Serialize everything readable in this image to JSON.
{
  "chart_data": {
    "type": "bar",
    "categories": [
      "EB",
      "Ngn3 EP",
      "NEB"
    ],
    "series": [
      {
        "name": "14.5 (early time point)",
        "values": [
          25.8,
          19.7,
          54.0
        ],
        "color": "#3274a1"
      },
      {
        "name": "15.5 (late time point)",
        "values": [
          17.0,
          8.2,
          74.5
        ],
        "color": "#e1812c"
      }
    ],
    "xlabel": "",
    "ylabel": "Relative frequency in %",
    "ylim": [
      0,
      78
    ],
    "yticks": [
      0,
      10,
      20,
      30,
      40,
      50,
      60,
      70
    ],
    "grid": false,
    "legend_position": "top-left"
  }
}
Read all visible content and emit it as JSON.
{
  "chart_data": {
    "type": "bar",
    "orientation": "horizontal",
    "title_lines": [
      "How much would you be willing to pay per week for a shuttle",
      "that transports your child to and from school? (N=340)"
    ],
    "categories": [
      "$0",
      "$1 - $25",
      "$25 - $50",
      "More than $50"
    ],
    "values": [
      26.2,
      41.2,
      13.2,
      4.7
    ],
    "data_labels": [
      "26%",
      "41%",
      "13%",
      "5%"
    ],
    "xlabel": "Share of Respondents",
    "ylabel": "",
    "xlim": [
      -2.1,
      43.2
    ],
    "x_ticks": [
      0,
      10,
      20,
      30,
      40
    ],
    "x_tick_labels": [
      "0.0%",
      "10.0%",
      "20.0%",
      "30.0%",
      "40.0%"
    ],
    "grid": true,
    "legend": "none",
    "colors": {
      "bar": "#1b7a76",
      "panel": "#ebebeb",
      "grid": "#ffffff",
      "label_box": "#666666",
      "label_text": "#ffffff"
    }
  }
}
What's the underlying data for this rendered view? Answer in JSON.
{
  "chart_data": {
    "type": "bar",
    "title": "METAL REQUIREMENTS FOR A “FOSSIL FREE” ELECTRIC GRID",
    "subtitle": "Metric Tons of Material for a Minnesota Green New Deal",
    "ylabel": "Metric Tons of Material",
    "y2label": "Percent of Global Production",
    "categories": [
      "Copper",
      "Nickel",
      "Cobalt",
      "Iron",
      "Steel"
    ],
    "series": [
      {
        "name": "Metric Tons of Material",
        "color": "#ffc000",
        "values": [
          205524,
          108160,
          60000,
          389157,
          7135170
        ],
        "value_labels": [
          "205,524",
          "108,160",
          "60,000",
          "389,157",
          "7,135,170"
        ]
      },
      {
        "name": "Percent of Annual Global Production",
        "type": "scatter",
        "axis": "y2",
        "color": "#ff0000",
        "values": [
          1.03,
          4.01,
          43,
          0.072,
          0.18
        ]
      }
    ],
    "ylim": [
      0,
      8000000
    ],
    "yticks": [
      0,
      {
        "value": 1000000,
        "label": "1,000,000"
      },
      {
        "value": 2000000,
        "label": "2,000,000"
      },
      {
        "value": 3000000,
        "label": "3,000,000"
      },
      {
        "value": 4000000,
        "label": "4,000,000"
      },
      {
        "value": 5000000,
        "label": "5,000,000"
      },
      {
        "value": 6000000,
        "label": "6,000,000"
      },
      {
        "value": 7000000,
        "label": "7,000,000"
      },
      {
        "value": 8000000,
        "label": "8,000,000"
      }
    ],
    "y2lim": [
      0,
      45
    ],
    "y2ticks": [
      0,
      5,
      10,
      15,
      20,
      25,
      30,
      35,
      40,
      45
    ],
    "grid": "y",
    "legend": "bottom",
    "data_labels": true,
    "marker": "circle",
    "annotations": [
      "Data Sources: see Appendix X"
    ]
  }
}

*The task*.
Set out the complete listing exactly as shown.

*Result for this exercise*.
Serialize everything readable in this image to JSON.
{
  "chart_data": {
    "type": "bar",
    "categories": [
      "EB",
      "Ngn3 EP",
      "NEB"
    ],
    "series": [
      {
        "name": "14.5 (early time point)",
        "values": [
          25.8,
          19.7,
          54.0
        ],
        "color": "#3274a1"
      },
      {
        "name": "15.5 (late time point)",
        "values": [
          17.0,
          8.2,
          74.5
        ],
        "color": "#e1812c"
      }
    ],
    "xlabel": "",
    "ylabel": "Relative frequency in %",
    "ylim": [
      0,
      78
    ],
    "yticks": [
      0,
      10,
      20,
      30,
      40,
      50,
      60,
      70
    ],
    "grid": false,
    "legend_position": "top-left"
  }
}
Read all visible content and emit it as JSON.
{
  "chart_data": {
    "type": "bar",
    "orientation": "horizontal",
    "title_lines": [
      "How much would you be willing to pay per week for a shuttle",
      "that transports your child to and from school? (N=340)"
    ],
    "categories": [
      "$0",
      "$1 - $25",
      "$25 - $50",
      "More than $50"
    ],
    "values": [
      26.2,
      41.2,
      13.2,
      4.7
    ],
    "data_labels": [
      "26%",
      "41%",
      "13%",
      "5%"
    ],
    "xlabel": "Share of Respondents",
    "ylabel": "",
    "xlim": [
      -2.1,
      43.2
    ],
    "x_ticks": [
      0,
      10,
      20,
      30,
      40
    ],
    "x_tick_labels": [
      "0.0%",
      "10.0%",
      "20.0%",
      "30.0%",
      "40.0%"
    ],
    "grid": true,
    "legend": "none",
    "colors": {
      "bar": "#1b7a76",
      "panel": "#ebebeb",
      "grid": "#ffffff",
      "label_box": "#666666",
      "label_text": "#ffffff"
    }
  }
}
What's the underlying data for this rendered view? Answer in JSON.
{
  "chart_data": {
    "type": "bar",
    "title": "METAL REQUIREMENTS FOR A “FOSSIL FREE” ELECTRIC GRID",
    "subtitle": "Metric Tons of Material for a Minnesota Green New Deal",
    "ylabel": "Metric Tons of Material",
    "y2label": "Percent of Global Production",
    "categories": [
      "Copper",
      "Nickel",
      "Cobalt",
      "Iron",
      "Steel"
    ],
    "series": [
      {
        "name": "Metric Tons of Material",
        "color": "#ffc000",
        "values": [
          205524,
          108160,
          60000,
          389157,
          7135170
        ],
        "value_labels": [
          "205,524",
          "108,160",
          "60,000",
          "389,157",
          "7,135,170"
        ]
      },
      {
        "name": "Percent of Annual Global Production",
        "type": "scatter",
        "axis": "y2",
        "color": "#ff0000",
        "values": [
          1.03,
          4.01,
          43,
          0.072,
          0.18
        ]
      }
    ],
    "ylim": [
      0,
      8000000
    ],
    "yticks": [
      0,
      {
        "value": 1000000,
        "label": "1,000,000"
      },
      {
        "value": 2000000,
        "label": "2,000,000"
      },
      {
        "value": 3000000,
        "label": "3,000,000"
      },
      {
        "value": 4000000,
        "label": "4,000,000"
      },
      {
        "value": 5000000,
        "label": "5,000,000"
      },
      {
        "value": 6000000,
        "label": "6,000,000"
      },
      {
        "value": 7000000,
        "label": "7,000,000"
      },
      {
        "value": 8000000,
        "label": "8,000,000"
      }
    ],
    "y2lim": [
      0,
      45
    ],
    "y2ticks": [
      0,
      5,
      10,
      15,
      20,
      25,
      30,
      35,
      40,
      45
    ],
    "grid": "y",
    "legend": "bottom",
    "data_labels": true,
    "marker": "circle",
    "annotations": [
      "Data Sources: see Appendix X"
    ]
  }
}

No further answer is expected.